- [REQUIREMENT]: Where a line of the material contains the string "user", copy that line.

[Data extracted from a collection]
☆ ☆ ☆
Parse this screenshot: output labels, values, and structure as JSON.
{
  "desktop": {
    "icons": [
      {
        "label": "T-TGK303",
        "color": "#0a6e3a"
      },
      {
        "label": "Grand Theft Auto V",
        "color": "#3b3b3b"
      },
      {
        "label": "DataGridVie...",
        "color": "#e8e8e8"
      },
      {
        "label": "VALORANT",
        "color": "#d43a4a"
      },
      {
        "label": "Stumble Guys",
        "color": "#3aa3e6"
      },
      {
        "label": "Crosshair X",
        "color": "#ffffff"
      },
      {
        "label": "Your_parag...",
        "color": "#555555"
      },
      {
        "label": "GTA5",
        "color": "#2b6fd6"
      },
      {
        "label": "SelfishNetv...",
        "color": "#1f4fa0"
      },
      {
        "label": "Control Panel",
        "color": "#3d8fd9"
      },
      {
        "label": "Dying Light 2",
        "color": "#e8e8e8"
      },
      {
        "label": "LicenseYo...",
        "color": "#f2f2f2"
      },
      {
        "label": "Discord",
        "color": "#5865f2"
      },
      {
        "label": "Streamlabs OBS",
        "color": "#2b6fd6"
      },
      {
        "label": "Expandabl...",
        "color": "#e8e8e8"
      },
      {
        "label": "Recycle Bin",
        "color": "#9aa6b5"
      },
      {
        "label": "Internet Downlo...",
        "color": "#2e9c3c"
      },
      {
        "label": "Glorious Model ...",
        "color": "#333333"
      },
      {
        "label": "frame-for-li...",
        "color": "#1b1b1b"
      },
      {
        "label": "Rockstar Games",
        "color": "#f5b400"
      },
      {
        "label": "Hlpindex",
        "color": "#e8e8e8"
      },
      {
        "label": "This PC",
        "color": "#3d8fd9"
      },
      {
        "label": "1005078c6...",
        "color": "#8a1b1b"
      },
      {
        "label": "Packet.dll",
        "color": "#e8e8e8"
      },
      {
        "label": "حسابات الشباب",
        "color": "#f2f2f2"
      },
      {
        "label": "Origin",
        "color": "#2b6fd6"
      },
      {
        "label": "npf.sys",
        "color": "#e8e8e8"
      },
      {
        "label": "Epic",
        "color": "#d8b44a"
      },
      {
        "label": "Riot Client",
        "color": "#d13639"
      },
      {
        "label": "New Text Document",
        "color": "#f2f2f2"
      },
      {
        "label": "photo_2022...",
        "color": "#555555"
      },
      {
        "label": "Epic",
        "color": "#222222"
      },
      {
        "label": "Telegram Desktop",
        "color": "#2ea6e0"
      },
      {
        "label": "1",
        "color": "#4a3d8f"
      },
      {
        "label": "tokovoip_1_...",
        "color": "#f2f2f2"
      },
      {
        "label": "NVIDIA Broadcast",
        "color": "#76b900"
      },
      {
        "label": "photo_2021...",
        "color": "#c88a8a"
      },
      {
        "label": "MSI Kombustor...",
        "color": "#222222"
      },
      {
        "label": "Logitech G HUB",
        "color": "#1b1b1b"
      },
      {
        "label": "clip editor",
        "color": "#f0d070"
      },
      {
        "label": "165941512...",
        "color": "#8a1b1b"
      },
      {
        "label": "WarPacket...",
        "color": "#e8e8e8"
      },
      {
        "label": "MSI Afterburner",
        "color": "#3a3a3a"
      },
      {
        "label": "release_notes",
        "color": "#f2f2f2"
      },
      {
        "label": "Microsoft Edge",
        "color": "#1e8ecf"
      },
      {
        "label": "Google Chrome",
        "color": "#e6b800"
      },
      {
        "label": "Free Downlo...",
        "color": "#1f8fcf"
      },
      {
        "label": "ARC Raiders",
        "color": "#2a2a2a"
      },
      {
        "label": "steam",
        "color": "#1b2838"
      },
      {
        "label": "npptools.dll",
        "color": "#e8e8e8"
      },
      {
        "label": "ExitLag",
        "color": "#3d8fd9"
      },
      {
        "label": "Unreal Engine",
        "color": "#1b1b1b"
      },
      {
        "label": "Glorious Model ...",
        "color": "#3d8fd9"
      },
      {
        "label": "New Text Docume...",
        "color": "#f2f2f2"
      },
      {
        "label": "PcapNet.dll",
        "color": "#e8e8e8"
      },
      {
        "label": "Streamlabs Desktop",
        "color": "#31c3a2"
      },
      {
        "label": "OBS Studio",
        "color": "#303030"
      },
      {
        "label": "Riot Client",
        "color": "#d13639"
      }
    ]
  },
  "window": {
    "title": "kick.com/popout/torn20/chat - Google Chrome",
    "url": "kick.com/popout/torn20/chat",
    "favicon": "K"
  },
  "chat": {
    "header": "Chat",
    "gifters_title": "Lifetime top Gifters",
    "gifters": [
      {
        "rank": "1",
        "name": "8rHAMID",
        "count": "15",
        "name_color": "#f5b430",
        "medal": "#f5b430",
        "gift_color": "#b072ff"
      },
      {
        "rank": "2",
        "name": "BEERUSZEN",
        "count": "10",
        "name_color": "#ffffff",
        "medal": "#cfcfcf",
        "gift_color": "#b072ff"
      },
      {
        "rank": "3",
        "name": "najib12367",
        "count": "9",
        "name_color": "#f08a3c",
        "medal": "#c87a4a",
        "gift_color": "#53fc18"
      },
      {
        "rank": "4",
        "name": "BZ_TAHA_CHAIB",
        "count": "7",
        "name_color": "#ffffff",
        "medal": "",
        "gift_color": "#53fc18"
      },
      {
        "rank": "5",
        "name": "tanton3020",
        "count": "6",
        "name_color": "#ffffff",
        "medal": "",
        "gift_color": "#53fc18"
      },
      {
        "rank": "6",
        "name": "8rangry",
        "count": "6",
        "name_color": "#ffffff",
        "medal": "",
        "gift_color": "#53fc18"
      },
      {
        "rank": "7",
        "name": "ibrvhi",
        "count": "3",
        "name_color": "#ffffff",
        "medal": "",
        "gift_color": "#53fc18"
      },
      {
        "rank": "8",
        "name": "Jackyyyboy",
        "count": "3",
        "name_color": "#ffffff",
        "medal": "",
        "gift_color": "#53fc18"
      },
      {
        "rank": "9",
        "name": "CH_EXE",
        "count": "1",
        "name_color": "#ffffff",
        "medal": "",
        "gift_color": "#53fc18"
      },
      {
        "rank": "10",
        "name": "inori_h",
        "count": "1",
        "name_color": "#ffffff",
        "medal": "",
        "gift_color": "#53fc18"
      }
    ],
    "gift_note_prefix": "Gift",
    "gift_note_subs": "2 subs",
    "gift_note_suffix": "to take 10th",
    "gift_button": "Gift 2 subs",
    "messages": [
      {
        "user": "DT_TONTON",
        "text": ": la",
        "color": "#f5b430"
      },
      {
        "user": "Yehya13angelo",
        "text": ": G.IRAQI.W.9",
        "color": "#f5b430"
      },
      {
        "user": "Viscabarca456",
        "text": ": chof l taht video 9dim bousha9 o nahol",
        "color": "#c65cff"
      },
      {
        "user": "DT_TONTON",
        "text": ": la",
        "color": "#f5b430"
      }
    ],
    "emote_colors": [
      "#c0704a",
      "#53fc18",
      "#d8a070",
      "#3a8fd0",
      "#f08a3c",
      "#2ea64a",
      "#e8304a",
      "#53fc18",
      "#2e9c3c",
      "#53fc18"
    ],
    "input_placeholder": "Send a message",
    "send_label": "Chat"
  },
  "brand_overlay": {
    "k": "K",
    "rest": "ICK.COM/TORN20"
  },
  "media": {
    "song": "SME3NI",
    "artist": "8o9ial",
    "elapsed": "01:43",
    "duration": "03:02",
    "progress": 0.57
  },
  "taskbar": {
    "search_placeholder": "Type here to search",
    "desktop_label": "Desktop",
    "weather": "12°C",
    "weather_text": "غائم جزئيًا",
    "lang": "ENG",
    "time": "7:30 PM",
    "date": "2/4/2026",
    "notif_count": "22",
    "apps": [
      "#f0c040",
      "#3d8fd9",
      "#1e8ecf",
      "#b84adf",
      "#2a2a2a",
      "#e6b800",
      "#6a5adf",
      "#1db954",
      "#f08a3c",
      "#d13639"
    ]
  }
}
☆ ☆ ☆
- [RESPONSE TO THIS EXERCISE]:
        "user": "DT_TONTON",
        "user": "Yehya13angelo",
        "user": "Viscabarca456",
        "user": "DT_TONTON",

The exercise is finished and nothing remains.